-- START DATA SUPPLIED --

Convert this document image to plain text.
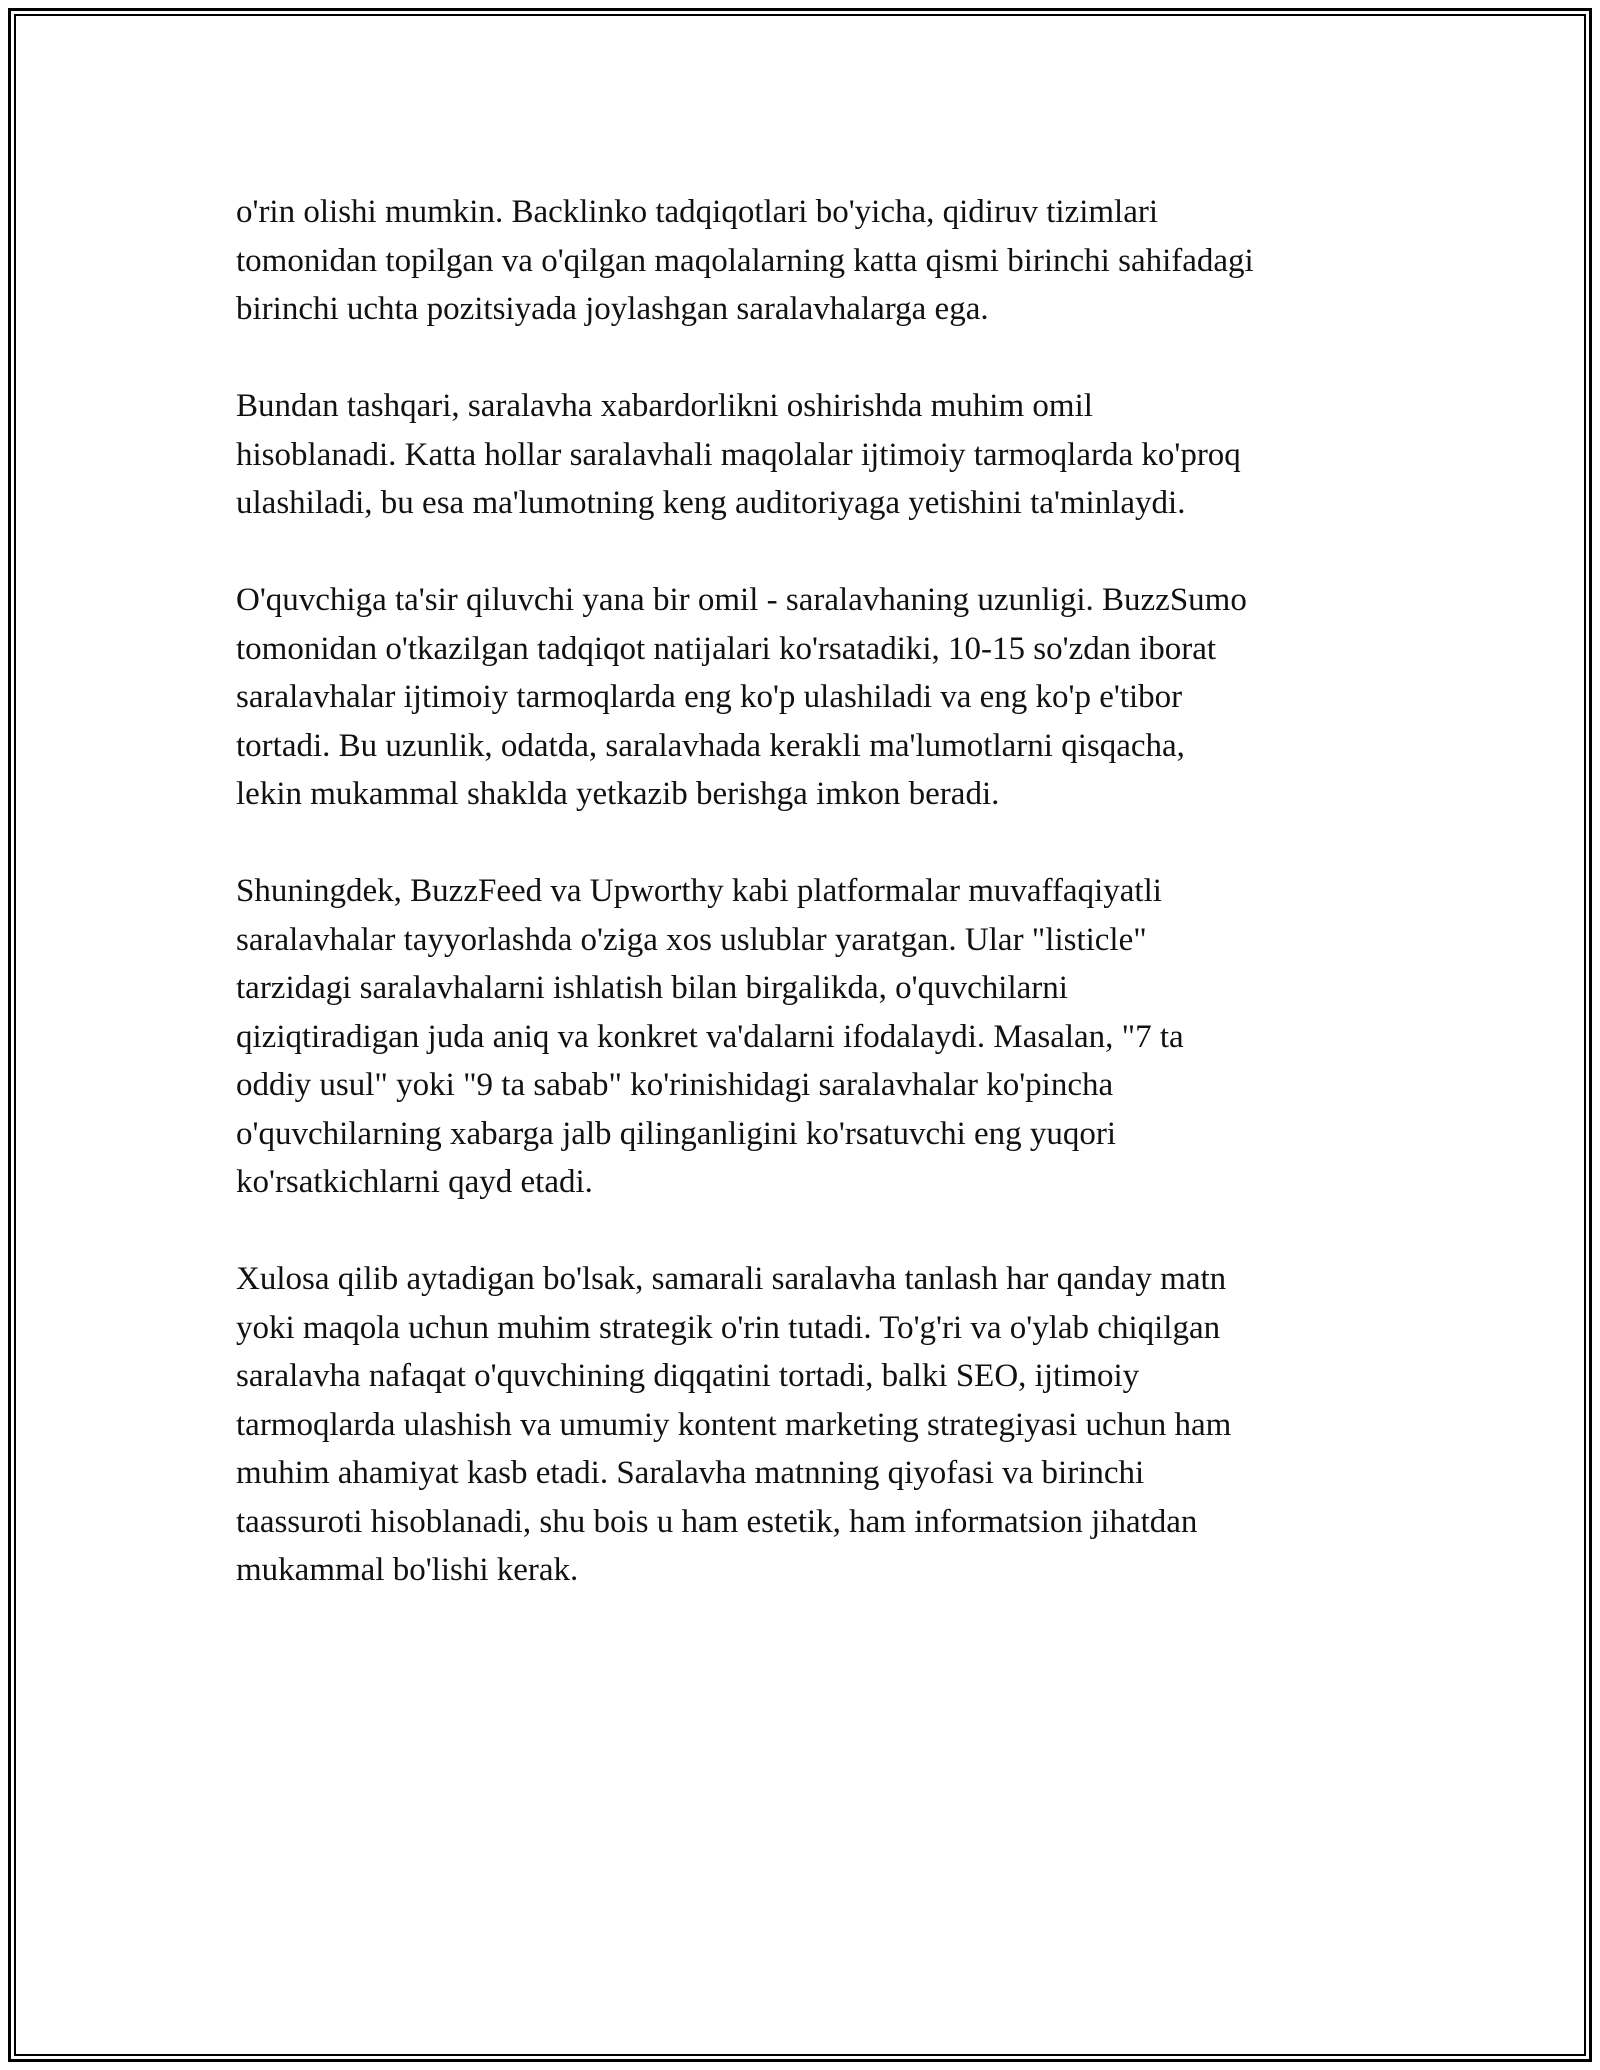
o'rin olishi mumkin. Backlinko tadqiqotlari bo'yicha, qidiruv tizimlari
tomonidan topilgan va o'qilgan maqolalarning katta qismi birinchi sahifadagi
birinchi uchta pozitsiyada joylashgan saralavhalarga ega.

Bundan tashqari, saralavha xabardorlikni oshirishda muhim omil
hisoblanadi. Katta hollar saralavhali maqolalar ijtimoiy tarmoqlarda ko'proq
ulashiladi, bu esa ma'lumotning keng auditoriyaga yetishini ta'minlaydi.

O'quvchiga ta'sir qiluvchi yana bir omil - saralavhaning uzunligi. BuzzSumo
tomonidan o'tkazilgan tadqiqot natijalari ko'rsatadiki, 10-15 so'zdan iborat
saralavhalar ijtimoiy tarmoqlarda eng ko'p ulashiladi va eng ko'p e'tibor
tortadi. Bu uzunlik, odatda, saralavhada kerakli ma'lumotlarni qisqacha,
lekin mukammal shaklda yetkazib berishga imkon beradi.

Shuningdek, BuzzFeed va Upworthy kabi platformalar muvaffaqiyatli
saralavhalar tayyorlashda o'ziga xos uslublar yaratgan. Ular "listicle"
tarzidagi saralavhalarni ishlatish bilan birgalikda, o'quvchilarni
qiziqtiradigan juda aniq va konkret va'dalarni ifodalaydi. Masalan, "7 ta
oddiy usul" yoki "9 ta sabab" ko'rinishidagi saralavhalar ko'pincha
o'quvchilarning xabarga jalb qilinganligini ko'rsatuvchi eng yuqori
ko'rsatkichlarni qayd etadi.

Xulosa qilib aytadigan bo'lsak, samarali saralavha tanlash har qanday matn
yoki maqola uchun muhim strategik o'rin tutadi. To'g'ri va o'ylab chiqilgan
saralavha nafaqat o'quvchining diqqatini tortadi, balki SEO, ijtimoiy
tarmoqlarda ulashish va umumiy kontent marketing strategiyasi uchun ham
muhim ahamiyat kasb etadi. Saralavha matnning qiyofasi va birinchi
taassuroti hisoblanadi, shu bois u ham estetik, ham informatsion jihatdan
mukammal bo'lishi kerak.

-- END DATA SUPPLIED --

▶ **TASK DETAILS**
Print out the material word for word, omitting the pictures.

▶ **RESULT**
Convert this document image to plain text.
o'rin olishi mumkin. Backlinko tadqiqotlari bo'yicha, qidiruv tizimlari
tomonidan topilgan va o'qilgan maqolalarning katta qismi birinchi sahifadagi
birinchi uchta pozitsiyada joylashgan saralavhalarga ega.

Bundan tashqari, saralavha xabardorlikni oshirishda muhim omil
hisoblanadi. Katta hollar saralavhali maqolalar ijtimoiy tarmoqlarda ko'proq
ulashiladi, bu esa ma'lumotning keng auditoriyaga yetishini ta'minlaydi.

O'quvchiga ta'sir qiluvchi yana bir omil - saralavhaning uzunligi. BuzzSumo
tomonidan o'tkazilgan tadqiqot natijalari ko'rsatadiki, 10-15 so'zdan iborat
saralavhalar ijtimoiy tarmoqlarda eng ko'p ulashiladi va eng ko'p e'tibor
tortadi. Bu uzunlik, odatda, saralavhada kerakli ma'lumotlarni qisqacha,
lekin mukammal shaklda yetkazib berishga imkon beradi.

Shuningdek, BuzzFeed va Upworthy kabi platformalar muvaffaqiyatli
saralavhalar tayyorlashda o'ziga xos uslublar yaratgan. Ular "listicle"
tarzidagi saralavhalarni ishlatish bilan birgalikda, o'quvchilarni
qiziqtiradigan juda aniq va konkret va'dalarni ifodalaydi. Masalan, "7 ta
oddiy usul" yoki "9 ta sabab" ko'rinishidagi saralavhalar ko'pincha
o'quvchilarning xabarga jalb qilinganligini ko'rsatuvchi eng yuqori
ko'rsatkichlarni qayd etadi.

Xulosa qilib aytadigan bo'lsak, samarali saralavha tanlash har qanday matn
yoki maqola uchun muhim strategik o'rin tutadi. To'g'ri va o'ylab chiqilgan
saralavha nafaqat o'quvchining diqqatini tortadi, balki SEO, ijtimoiy
tarmoqlarda ulashish va umumiy kontent marketing strategiyasi uchun ham
muhim ahamiyat kasb etadi. Saralavha matnning qiyofasi va birinchi
taassuroti hisoblanadi, shu bois u ham estetik, ham informatsion jihatdan
mukammal bo'lishi kerak.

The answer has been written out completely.